Copy out only those lines running from the line with "Convert this screenshot" to the end of the listing, keeping each one exactly as it is.

## The data
==============================
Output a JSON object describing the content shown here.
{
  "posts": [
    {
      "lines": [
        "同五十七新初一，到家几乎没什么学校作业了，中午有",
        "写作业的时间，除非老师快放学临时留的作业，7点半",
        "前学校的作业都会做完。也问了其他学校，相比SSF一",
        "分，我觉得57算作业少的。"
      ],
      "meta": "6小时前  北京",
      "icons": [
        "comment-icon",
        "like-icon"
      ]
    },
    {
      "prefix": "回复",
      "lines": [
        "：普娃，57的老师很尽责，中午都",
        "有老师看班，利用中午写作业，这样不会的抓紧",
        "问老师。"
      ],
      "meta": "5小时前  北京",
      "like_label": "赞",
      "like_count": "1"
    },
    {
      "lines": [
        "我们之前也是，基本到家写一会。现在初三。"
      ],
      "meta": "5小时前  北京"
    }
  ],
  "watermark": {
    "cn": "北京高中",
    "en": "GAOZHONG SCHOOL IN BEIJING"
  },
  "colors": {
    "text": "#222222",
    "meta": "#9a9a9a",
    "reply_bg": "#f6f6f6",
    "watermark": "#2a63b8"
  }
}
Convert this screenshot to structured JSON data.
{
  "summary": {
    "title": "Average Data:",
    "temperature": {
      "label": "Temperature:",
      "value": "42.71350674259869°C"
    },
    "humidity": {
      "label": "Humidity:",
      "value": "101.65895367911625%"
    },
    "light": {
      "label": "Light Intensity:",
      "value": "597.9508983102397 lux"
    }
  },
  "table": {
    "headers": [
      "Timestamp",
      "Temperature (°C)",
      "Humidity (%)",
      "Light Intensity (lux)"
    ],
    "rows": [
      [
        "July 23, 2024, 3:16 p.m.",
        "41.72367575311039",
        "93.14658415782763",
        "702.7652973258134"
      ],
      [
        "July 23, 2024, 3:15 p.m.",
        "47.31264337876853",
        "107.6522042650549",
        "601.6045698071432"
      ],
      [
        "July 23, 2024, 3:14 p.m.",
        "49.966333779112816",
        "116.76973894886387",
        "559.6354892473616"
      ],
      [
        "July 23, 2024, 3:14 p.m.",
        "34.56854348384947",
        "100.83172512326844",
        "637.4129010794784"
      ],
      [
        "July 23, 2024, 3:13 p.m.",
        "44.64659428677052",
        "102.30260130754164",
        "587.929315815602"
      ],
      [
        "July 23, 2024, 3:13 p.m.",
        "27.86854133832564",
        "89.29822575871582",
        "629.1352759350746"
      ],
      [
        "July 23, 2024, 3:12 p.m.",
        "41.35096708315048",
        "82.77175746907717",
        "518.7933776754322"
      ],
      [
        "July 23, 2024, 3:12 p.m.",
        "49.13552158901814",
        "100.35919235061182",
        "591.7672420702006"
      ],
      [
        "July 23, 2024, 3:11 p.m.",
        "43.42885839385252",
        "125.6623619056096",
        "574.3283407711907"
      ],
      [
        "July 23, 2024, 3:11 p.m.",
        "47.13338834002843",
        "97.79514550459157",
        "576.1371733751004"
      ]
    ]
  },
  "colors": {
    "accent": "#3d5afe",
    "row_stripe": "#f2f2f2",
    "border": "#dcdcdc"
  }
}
==============================
## Response to the exercise
Convert this screenshot to structured JSON data.
{
  "summary": {
    "title": "Average Data:",
    "temperature": {
      "label": "Temperature:",
      "value": "42.71350674259869°C"
    },
    "humidity": {
      "label": "Humidity:",
      "value": "101.65895367911625%"
    },
    "light": {
      "label": "Light Intensity:",
      "value": "597.9508983102397 lux"
    }
  },
  "table": {
    "headers": [
      "Timestamp",
      "Temperature (°C)",
      "Humidity (%)",
      "Light Intensity (lux)"
    ],
    "rows": [
      [
        "July 23, 2024, 3:16 p.m.",
        "41.72367575311039",
        "93.14658415782763",
        "702.7652973258134"
      ],
      [
        "July 23, 2024, 3:15 p.m.",
        "47.31264337876853",
        "107.6522042650549",
        "601.6045698071432"
      ],
      [
        "July 23, 2024, 3:14 p.m.",
        "49.966333779112816",
        "116.76973894886387",
        "559.6354892473616"
      ],
      [
        "July 23, 2024, 3:14 p.m.",
        "34.56854348384947",
        "100.83172512326844",
        "637.4129010794784"
      ],
      [
        "July 23, 2024, 3:13 p.m.",
        "44.64659428677052",
        "102.30260130754164",
        "587.929315815602"
      ],
      [
        "July 23, 2024, 3:13 p.m.",
        "27.86854133832564",
        "89.29822575871582",
        "629.1352759350746"
      ],
      [
        "July 23, 2024, 3:12 p.m.",
        "41.35096708315048",
        "82.77175746907717",
        "518.7933776754322"
      ],
      [
        "July 23, 2024, 3:12 p.m.",
        "49.13552158901814",
        "100.35919235061182",
        "591.7672420702006"
      ],
      [
        "July 23, 2024, 3:11 p.m.",
        "43.42885839385252",
        "125.6623619056096",
        "574.3283407711907"
      ],
      [
        "July 23, 2024, 3:11 p.m.",
        "47.13338834002843",
        "97.79514550459157",
        "576.1371733751004"
      ]
    ]
  },
  "colors": {
    "accent": "#3d5afe",
    "row_stripe": "#f2f2f2",
    "border": "#dcdcdc"
  }
}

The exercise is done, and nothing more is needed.